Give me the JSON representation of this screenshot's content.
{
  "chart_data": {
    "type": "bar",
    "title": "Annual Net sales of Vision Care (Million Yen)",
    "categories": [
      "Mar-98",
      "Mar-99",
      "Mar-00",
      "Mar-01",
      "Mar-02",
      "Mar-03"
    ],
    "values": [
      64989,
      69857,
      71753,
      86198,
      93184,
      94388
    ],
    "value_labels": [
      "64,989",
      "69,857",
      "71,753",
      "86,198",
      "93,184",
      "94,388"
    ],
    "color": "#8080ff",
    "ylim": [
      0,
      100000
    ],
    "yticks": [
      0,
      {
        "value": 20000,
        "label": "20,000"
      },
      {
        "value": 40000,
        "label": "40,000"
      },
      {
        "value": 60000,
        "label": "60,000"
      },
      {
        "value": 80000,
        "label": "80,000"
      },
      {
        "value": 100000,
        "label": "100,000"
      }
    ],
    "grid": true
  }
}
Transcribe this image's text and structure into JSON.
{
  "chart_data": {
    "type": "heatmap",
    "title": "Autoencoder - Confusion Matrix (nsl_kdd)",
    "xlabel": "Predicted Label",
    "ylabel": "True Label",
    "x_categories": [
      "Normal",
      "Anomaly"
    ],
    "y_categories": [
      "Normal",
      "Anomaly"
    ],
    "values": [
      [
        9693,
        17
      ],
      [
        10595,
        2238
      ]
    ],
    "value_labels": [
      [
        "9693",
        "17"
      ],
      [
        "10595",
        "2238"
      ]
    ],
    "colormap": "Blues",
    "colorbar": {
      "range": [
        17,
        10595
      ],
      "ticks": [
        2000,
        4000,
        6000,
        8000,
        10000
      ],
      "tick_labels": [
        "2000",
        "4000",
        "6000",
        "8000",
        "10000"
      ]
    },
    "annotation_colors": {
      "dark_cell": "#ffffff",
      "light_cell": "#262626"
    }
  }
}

==

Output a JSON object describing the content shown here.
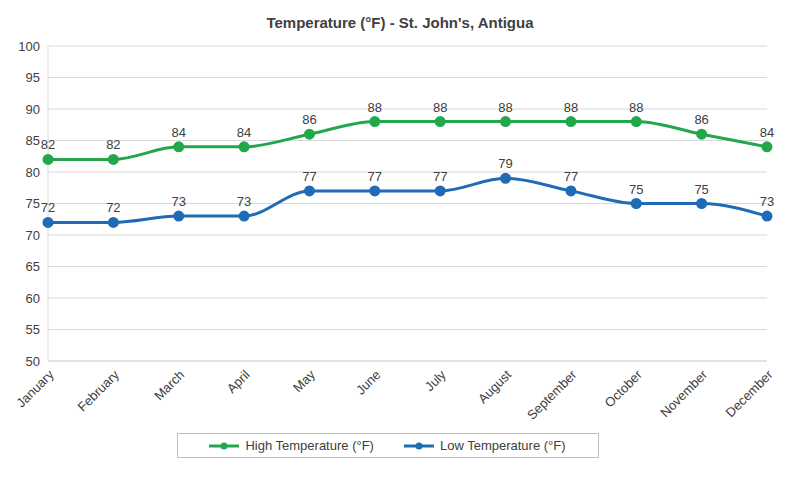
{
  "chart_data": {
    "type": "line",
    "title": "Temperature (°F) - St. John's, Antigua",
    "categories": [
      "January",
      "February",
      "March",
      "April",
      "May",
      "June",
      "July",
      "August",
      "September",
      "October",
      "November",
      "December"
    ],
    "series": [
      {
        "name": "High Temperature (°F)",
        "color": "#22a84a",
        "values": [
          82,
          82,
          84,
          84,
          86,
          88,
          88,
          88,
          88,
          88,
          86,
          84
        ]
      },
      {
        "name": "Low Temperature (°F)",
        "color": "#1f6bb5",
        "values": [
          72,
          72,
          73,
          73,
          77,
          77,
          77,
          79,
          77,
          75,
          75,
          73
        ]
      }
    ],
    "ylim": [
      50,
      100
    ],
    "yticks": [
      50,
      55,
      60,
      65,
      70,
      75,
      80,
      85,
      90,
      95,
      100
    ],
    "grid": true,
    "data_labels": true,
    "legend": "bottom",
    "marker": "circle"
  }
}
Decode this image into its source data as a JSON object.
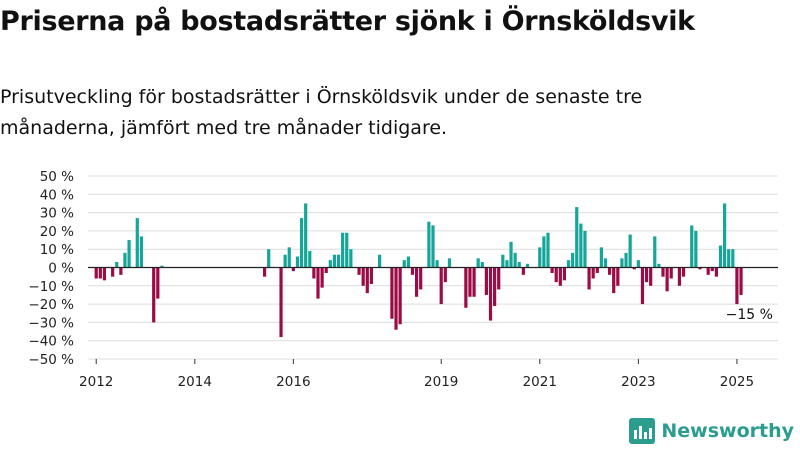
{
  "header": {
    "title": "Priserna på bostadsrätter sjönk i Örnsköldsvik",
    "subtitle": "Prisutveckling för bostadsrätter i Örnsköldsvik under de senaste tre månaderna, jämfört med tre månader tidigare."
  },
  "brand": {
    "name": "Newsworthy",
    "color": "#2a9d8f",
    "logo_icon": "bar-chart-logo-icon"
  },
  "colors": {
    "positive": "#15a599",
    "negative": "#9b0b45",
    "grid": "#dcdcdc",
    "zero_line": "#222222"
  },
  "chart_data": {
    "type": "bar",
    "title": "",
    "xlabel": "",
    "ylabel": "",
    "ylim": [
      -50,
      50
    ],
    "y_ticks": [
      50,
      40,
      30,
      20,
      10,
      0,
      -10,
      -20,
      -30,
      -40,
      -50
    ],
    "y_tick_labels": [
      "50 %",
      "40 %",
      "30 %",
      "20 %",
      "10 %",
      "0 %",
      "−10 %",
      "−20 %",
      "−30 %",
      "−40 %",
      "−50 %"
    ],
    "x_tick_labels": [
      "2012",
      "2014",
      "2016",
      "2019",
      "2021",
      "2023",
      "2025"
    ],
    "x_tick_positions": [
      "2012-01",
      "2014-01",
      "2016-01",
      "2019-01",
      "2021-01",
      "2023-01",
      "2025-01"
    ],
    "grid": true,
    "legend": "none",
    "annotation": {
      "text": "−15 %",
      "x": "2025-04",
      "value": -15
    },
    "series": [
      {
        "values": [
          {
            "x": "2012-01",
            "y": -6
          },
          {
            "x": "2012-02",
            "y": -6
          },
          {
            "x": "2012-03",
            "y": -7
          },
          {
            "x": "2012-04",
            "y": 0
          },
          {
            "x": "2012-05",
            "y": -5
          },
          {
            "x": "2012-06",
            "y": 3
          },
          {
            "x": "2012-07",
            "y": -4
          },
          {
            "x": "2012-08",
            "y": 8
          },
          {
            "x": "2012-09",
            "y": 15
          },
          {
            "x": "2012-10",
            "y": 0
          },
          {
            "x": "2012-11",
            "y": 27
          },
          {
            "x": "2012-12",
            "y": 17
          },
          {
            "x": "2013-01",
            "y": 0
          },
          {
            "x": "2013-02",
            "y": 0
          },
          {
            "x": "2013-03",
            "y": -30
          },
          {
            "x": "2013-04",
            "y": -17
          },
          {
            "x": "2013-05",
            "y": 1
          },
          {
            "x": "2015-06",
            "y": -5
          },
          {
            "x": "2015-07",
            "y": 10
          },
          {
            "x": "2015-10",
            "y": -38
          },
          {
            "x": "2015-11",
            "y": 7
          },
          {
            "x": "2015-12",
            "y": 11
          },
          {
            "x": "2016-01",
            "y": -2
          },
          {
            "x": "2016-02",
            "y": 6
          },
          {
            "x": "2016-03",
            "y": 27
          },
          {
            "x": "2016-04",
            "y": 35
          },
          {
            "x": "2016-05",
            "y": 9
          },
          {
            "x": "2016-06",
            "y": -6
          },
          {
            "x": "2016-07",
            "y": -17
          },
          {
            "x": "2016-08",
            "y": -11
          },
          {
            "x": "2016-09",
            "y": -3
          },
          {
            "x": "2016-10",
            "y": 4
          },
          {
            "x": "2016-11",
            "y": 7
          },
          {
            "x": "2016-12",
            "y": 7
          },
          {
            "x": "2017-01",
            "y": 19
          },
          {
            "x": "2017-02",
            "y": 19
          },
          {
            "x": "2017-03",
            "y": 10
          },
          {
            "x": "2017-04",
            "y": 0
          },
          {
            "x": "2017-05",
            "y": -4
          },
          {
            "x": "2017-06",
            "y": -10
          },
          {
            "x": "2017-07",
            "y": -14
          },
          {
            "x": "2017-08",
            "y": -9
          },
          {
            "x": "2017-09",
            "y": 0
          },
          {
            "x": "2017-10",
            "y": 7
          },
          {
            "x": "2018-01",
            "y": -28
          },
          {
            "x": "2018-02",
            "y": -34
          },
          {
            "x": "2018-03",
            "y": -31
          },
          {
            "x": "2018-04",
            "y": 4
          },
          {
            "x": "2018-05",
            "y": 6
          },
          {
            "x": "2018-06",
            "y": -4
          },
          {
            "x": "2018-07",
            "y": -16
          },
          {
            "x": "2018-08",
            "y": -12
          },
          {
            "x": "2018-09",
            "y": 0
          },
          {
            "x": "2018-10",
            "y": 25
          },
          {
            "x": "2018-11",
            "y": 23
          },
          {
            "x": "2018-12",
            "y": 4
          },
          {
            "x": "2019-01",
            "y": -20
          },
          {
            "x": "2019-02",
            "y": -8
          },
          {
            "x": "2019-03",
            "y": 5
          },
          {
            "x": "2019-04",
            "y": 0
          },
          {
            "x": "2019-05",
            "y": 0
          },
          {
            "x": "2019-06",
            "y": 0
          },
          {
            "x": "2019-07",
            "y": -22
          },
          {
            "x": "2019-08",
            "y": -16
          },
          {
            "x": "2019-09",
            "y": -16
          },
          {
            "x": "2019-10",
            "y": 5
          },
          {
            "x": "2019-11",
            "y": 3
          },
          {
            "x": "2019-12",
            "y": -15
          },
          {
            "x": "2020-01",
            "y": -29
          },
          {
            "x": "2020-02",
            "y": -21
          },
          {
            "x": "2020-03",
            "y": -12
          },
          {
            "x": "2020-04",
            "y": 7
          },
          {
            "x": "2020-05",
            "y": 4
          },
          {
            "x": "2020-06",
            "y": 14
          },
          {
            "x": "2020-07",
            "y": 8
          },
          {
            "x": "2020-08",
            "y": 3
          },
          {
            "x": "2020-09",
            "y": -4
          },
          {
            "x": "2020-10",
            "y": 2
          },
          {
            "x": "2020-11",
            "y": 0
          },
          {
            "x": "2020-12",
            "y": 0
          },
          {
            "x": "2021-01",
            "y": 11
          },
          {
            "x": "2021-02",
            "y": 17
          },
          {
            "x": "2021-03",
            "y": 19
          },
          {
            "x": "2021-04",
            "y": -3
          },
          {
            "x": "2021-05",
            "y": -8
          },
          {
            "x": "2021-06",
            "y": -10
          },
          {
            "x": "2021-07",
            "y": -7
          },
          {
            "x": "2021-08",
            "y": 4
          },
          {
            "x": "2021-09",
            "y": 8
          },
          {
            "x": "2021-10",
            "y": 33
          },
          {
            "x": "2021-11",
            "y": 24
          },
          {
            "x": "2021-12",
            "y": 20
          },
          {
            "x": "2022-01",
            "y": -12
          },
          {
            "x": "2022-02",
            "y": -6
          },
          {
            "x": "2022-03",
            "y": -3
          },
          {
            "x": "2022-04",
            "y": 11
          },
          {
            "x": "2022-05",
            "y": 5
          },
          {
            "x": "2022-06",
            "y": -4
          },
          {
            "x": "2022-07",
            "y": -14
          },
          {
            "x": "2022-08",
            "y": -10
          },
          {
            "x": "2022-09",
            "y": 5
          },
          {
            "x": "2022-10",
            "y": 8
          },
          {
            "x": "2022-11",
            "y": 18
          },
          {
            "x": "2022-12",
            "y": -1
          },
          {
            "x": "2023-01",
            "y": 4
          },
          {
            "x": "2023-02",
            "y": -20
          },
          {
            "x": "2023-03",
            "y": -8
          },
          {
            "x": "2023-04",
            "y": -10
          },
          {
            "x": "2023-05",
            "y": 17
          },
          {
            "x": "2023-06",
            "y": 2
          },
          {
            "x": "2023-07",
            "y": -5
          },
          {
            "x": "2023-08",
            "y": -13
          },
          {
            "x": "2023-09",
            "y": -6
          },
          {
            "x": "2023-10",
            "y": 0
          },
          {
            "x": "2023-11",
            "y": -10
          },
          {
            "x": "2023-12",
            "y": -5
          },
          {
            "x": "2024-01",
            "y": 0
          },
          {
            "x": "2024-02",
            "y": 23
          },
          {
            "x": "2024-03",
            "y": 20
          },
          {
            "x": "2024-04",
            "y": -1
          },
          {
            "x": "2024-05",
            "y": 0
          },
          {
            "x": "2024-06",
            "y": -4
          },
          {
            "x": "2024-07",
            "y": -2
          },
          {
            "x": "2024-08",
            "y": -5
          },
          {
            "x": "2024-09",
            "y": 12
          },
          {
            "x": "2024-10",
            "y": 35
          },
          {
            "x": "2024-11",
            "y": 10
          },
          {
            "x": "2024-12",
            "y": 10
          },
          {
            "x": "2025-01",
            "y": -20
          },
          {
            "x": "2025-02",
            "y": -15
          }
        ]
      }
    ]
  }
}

▶ [Given task]: Scan the material above. Copy each line where "this" occurs.

▶ [The output]:
Give me the JSON representation of this screenshot's content.
Transcribe this image's text and structure into JSON.
Decode this image into its source data as a JSON object.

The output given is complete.